■ Short exercise ■
Please determine how many lines of the material include the word "mumkin", and respond with nothing but that number.

■ Material supplied ■
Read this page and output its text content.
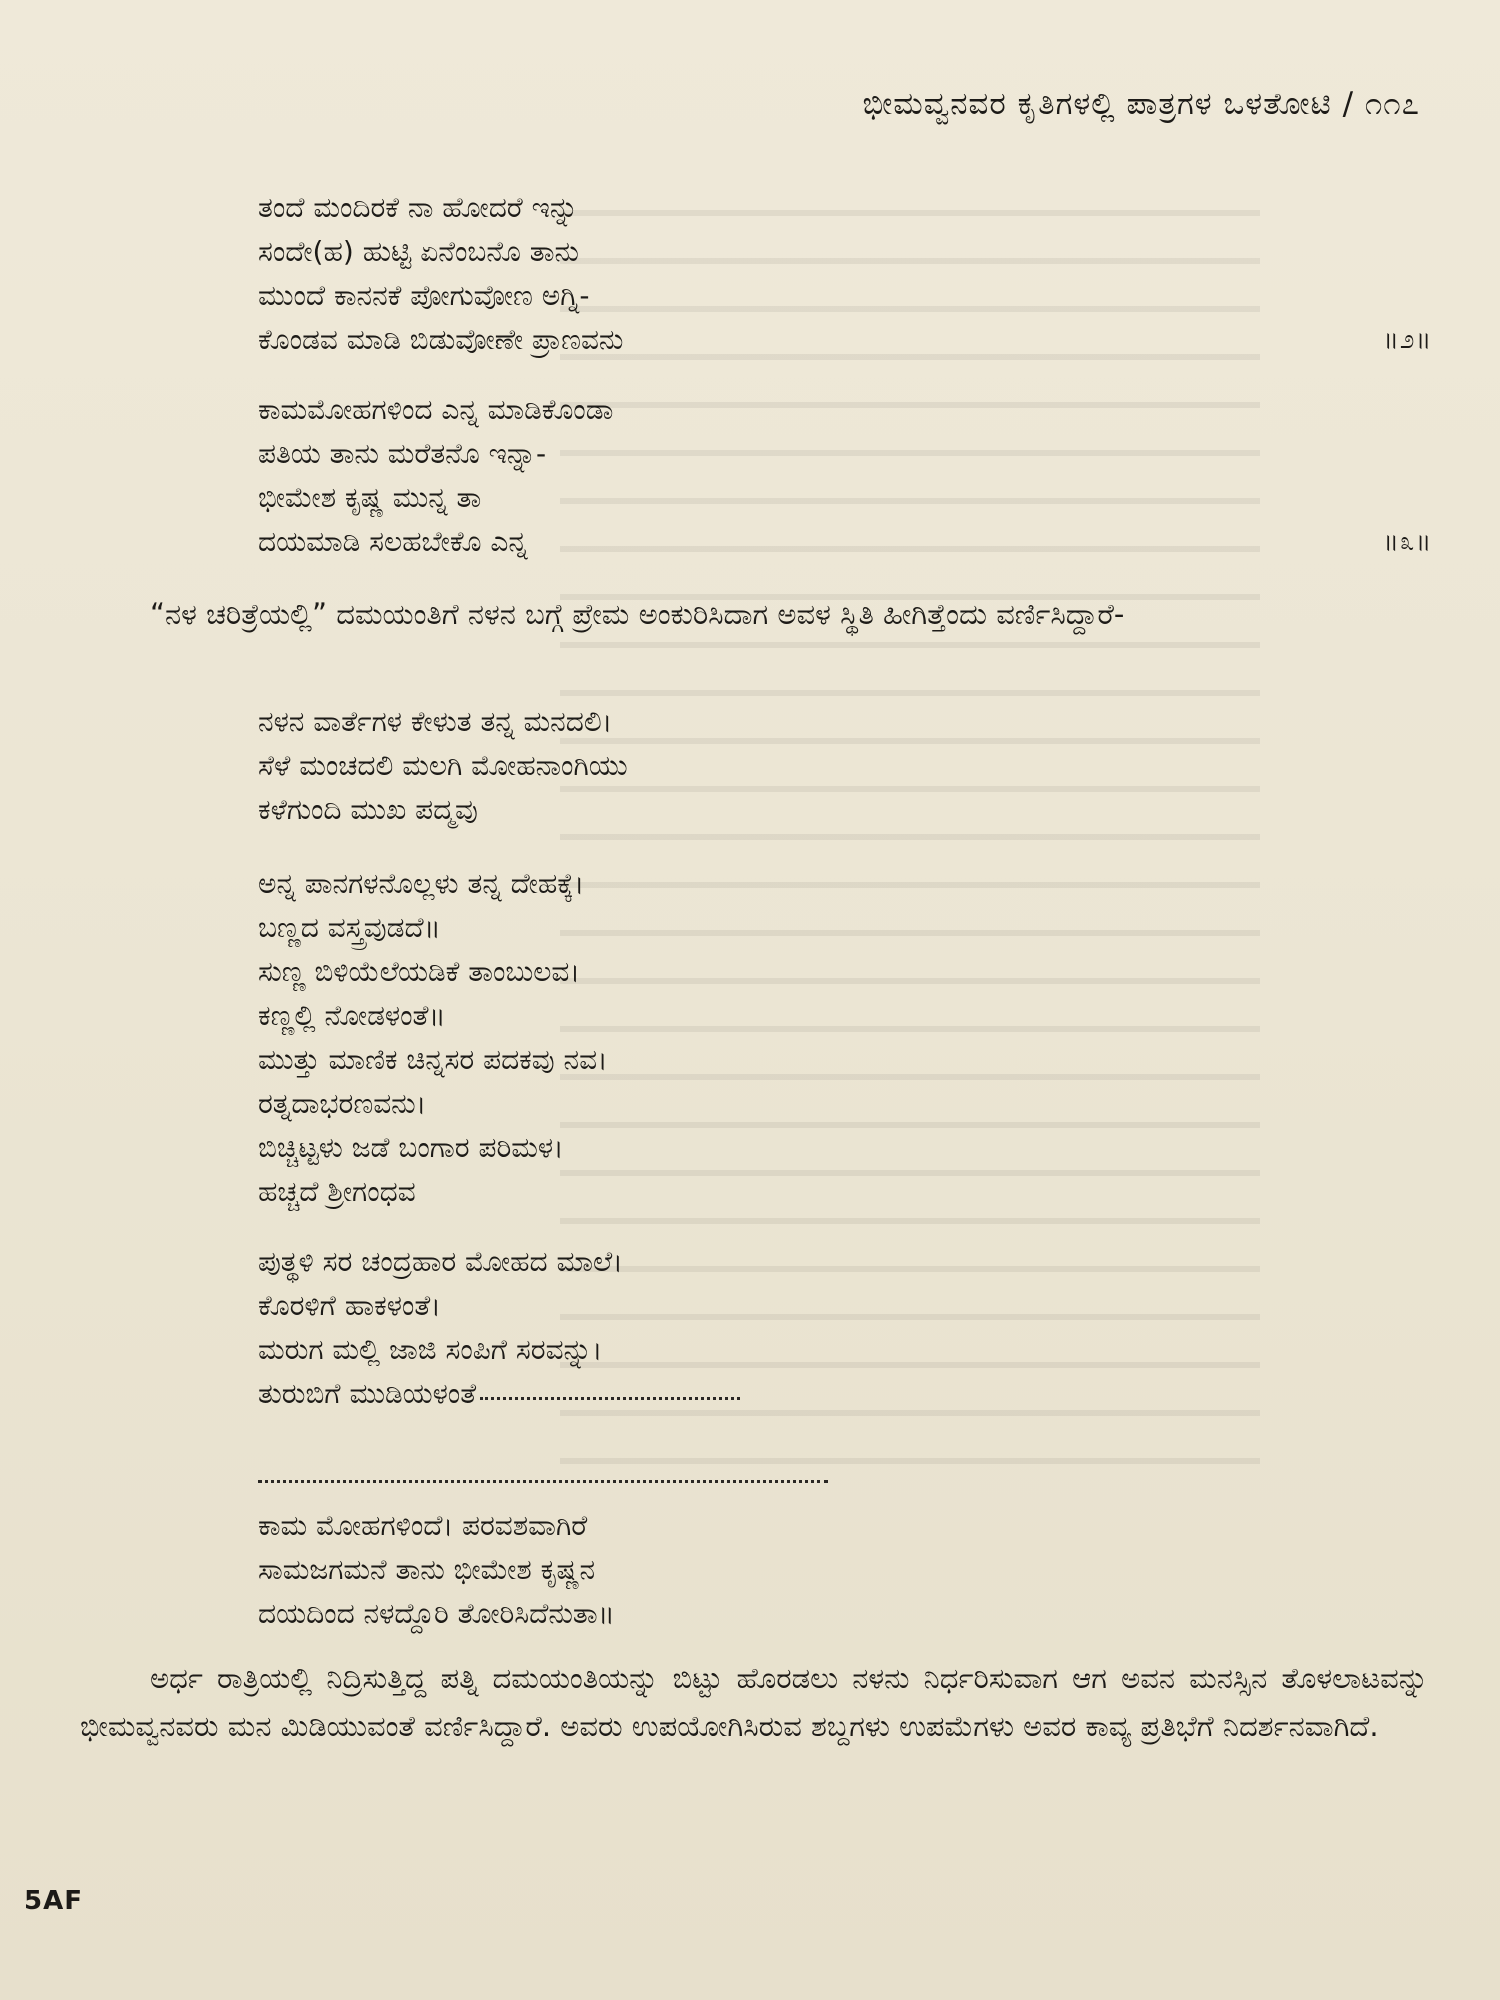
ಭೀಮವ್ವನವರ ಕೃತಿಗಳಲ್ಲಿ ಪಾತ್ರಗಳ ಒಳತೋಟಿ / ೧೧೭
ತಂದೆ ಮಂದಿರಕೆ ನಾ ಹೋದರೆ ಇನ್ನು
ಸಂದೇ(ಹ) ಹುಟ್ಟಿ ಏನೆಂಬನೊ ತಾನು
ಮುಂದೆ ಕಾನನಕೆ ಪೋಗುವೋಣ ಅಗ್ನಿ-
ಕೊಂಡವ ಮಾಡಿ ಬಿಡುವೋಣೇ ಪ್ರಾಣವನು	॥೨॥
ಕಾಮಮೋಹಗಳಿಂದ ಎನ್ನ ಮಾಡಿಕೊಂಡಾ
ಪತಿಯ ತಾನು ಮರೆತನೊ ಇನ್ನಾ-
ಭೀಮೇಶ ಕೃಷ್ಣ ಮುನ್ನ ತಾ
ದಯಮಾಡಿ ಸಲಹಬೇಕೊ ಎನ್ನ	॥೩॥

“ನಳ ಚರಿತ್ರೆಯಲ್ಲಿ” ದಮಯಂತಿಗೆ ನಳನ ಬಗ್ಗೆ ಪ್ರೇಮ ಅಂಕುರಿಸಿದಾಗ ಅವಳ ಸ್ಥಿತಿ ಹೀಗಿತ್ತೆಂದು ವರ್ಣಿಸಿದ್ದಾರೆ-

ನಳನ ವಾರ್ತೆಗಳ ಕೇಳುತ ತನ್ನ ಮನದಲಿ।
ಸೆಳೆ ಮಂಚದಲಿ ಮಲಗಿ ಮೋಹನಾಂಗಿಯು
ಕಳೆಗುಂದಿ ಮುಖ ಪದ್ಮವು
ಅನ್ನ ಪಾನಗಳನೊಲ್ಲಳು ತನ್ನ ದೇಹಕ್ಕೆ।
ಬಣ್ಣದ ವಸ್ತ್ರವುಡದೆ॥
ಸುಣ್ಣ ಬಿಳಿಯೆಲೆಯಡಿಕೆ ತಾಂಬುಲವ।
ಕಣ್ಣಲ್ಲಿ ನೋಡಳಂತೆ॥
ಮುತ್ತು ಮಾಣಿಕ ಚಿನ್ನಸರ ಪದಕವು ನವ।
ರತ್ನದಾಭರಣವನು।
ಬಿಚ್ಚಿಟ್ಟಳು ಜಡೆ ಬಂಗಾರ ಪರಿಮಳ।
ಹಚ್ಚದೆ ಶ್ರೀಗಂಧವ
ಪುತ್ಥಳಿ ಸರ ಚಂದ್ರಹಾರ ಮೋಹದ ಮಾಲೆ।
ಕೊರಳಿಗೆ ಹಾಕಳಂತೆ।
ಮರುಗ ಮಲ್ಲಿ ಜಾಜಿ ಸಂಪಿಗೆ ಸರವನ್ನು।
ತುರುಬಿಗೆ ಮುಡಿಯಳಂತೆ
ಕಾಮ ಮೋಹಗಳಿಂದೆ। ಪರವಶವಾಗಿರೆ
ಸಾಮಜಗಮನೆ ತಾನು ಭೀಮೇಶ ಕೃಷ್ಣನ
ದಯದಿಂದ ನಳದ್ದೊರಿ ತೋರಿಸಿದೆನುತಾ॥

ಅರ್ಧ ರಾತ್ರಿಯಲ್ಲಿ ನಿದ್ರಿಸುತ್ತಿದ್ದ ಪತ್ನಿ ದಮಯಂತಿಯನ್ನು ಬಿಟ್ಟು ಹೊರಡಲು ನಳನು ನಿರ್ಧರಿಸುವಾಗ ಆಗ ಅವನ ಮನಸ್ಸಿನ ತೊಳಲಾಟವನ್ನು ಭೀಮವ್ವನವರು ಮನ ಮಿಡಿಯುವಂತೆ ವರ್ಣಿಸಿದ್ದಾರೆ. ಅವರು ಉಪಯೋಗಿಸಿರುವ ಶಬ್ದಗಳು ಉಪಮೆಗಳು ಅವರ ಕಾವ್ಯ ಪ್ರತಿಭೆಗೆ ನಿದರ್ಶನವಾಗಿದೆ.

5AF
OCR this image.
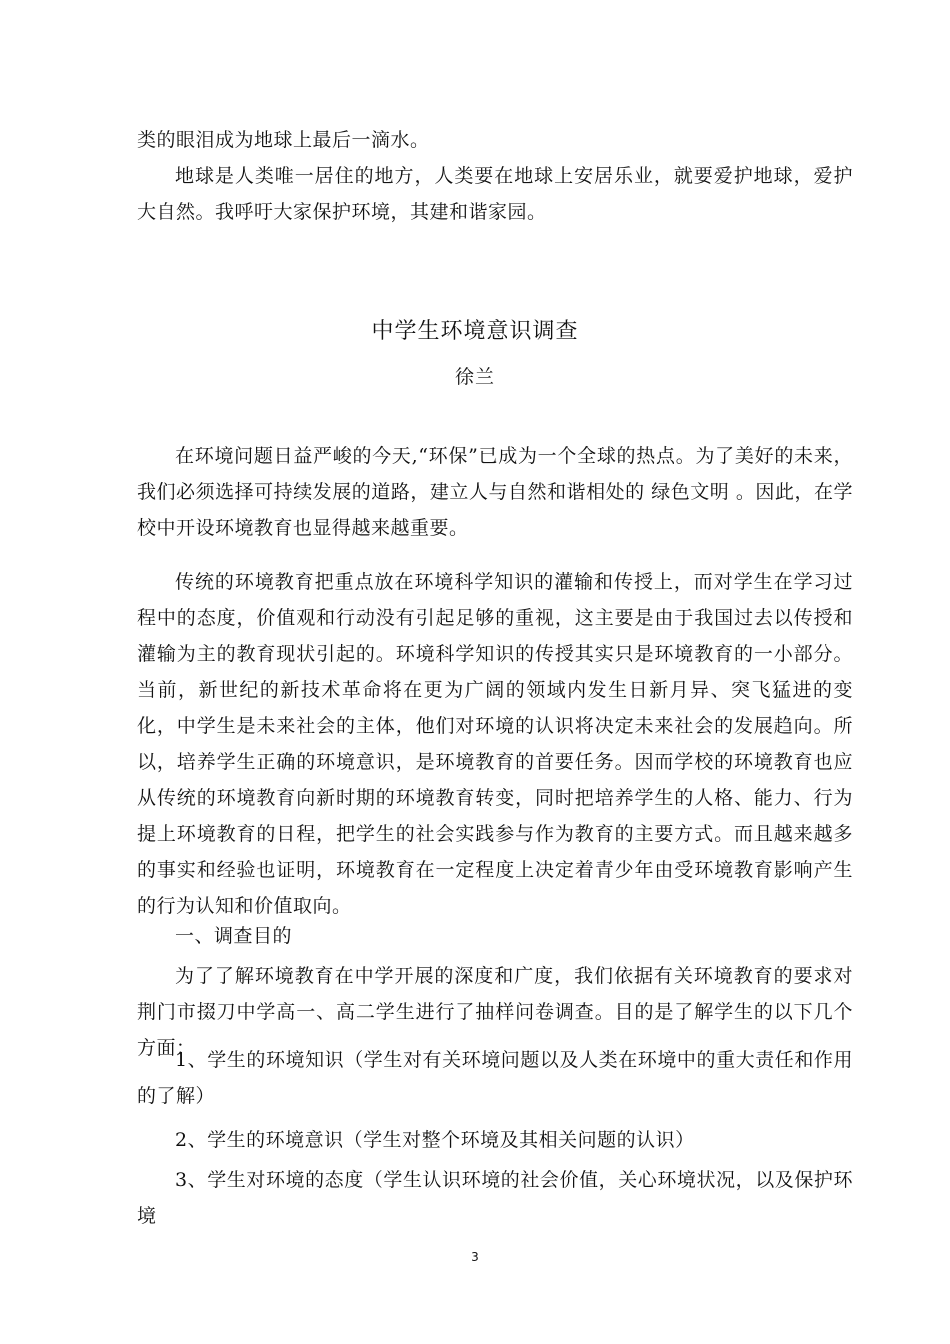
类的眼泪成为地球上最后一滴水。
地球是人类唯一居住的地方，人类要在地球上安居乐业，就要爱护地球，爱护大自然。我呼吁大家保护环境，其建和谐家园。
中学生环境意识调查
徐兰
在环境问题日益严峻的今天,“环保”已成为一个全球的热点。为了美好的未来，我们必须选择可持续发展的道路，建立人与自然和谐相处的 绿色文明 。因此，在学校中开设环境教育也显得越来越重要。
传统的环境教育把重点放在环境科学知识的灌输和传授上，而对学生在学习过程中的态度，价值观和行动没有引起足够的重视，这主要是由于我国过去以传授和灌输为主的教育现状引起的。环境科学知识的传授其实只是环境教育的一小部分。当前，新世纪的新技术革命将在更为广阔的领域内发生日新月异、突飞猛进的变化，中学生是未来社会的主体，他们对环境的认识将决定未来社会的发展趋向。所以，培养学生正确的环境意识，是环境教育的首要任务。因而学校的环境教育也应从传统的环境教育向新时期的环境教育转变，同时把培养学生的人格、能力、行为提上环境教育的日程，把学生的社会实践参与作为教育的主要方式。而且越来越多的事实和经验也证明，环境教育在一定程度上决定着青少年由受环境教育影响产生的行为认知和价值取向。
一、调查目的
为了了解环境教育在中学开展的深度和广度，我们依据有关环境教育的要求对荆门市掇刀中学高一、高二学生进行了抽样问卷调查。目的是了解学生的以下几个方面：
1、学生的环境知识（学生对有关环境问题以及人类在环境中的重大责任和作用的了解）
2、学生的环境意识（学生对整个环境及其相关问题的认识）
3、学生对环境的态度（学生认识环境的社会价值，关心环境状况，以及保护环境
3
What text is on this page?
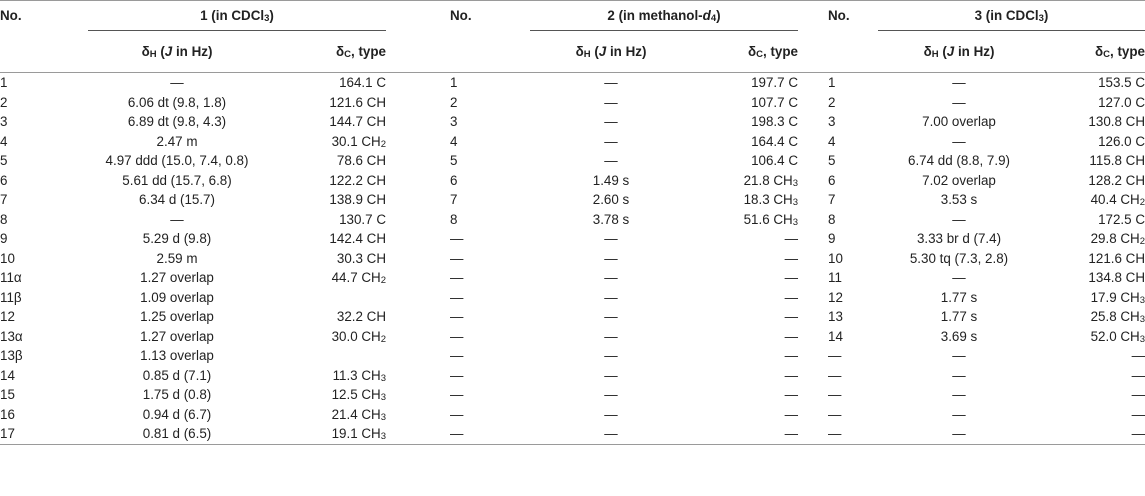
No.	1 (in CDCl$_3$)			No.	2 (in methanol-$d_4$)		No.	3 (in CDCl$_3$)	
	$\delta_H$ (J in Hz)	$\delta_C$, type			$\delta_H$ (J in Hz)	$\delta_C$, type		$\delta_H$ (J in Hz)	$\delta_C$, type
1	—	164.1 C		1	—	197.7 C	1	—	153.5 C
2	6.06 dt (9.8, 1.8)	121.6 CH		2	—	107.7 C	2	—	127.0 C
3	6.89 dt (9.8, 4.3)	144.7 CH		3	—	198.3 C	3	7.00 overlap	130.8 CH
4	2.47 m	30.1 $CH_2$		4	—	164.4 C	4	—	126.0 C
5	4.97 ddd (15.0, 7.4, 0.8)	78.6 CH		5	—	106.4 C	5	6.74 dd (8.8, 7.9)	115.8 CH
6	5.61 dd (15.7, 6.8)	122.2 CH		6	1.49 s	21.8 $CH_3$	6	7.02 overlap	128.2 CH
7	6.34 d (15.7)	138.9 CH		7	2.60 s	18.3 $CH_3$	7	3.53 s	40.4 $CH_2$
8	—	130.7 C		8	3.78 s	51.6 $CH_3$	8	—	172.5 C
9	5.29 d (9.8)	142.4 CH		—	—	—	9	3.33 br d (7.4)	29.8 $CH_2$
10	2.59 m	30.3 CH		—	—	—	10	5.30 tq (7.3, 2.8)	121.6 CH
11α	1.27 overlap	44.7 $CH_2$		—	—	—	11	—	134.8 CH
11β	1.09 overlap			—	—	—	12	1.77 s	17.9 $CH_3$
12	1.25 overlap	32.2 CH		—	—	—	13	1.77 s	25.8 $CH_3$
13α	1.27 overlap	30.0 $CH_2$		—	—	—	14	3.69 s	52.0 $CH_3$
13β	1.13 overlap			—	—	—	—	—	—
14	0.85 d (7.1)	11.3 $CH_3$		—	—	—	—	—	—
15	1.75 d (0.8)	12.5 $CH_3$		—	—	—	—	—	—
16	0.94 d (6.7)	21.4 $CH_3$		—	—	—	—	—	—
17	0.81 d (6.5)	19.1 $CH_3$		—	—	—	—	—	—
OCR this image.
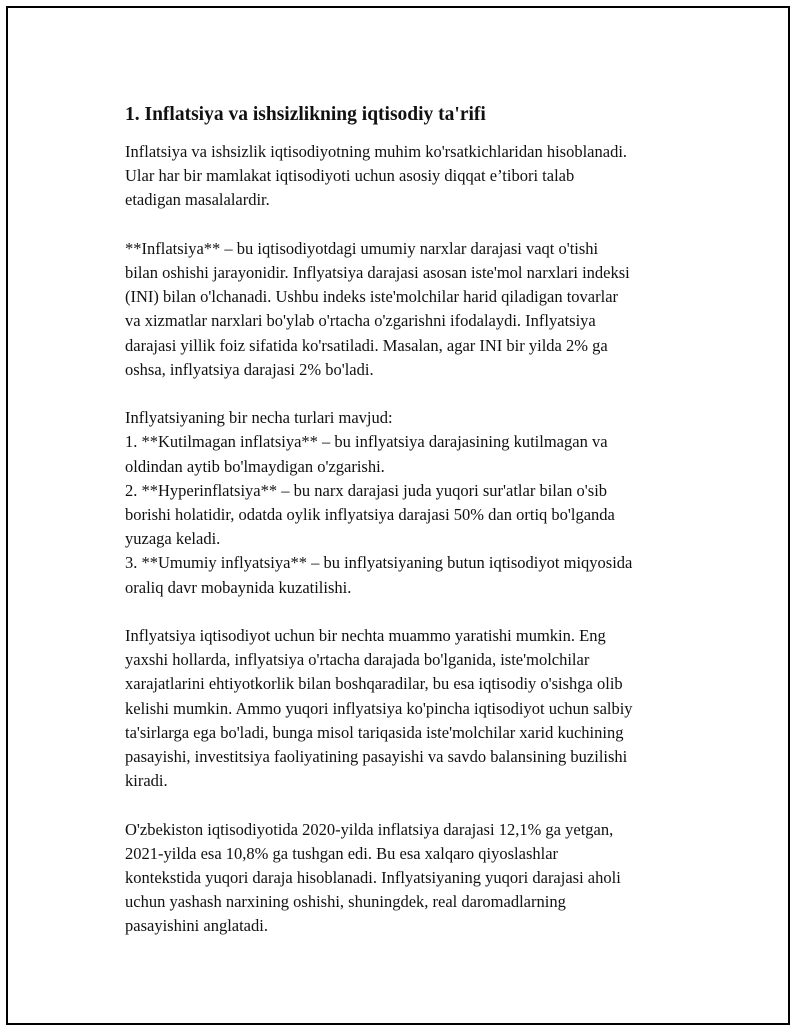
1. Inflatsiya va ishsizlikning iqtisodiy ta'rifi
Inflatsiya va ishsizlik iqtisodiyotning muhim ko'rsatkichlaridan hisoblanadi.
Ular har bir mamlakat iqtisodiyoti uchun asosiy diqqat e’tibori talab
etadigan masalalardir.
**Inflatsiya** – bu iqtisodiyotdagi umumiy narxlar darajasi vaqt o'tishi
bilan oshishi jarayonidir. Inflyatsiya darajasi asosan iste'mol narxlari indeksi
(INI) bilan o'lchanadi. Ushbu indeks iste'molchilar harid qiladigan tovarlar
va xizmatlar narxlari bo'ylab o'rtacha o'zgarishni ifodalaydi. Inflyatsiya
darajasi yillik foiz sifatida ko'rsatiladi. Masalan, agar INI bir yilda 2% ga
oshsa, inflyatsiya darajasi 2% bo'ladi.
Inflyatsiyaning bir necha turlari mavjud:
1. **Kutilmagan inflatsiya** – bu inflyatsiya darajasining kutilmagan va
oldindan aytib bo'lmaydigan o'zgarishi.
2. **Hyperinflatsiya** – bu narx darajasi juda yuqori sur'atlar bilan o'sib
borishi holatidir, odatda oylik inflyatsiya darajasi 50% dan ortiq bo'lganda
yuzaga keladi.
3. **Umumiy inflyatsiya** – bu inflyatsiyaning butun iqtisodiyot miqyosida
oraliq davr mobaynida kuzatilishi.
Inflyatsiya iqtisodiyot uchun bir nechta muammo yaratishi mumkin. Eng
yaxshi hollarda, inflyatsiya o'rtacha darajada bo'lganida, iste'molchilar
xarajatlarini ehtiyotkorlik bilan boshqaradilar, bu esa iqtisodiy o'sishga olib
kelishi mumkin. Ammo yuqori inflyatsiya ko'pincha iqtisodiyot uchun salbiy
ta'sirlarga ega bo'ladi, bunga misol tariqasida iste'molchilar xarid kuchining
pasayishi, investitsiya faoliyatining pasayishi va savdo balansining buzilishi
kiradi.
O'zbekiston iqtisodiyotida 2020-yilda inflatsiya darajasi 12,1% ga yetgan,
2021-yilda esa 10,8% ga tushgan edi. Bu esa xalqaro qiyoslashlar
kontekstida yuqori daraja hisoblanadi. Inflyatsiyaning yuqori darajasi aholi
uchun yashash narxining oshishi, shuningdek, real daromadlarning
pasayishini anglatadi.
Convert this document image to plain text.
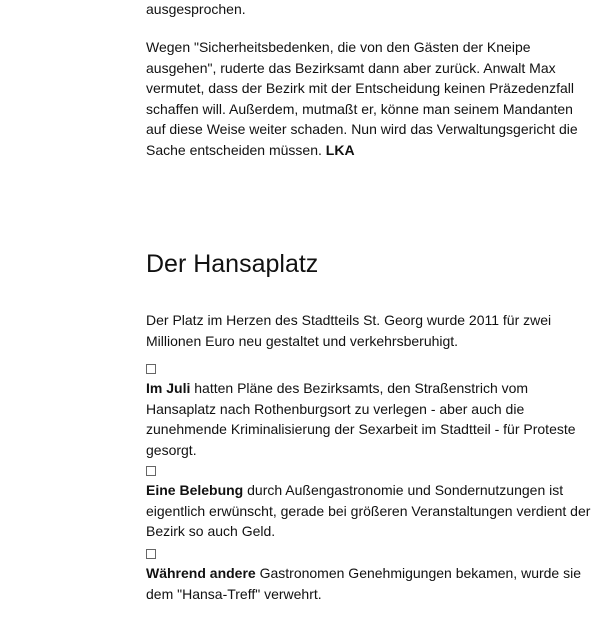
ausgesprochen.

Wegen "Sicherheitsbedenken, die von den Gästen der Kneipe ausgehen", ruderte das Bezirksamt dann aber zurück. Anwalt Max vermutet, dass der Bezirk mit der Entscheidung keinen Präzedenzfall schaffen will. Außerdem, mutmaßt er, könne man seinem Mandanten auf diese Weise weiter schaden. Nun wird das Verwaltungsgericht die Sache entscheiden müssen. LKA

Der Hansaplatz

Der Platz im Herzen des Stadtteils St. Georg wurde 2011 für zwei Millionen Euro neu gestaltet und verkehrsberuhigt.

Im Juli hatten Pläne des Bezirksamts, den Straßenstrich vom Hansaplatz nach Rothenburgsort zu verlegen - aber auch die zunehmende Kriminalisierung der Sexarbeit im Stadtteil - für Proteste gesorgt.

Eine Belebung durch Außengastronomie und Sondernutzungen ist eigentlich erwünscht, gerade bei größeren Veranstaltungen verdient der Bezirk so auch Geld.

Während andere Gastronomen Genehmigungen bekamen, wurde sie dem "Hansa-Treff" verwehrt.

■ Solution below ■
2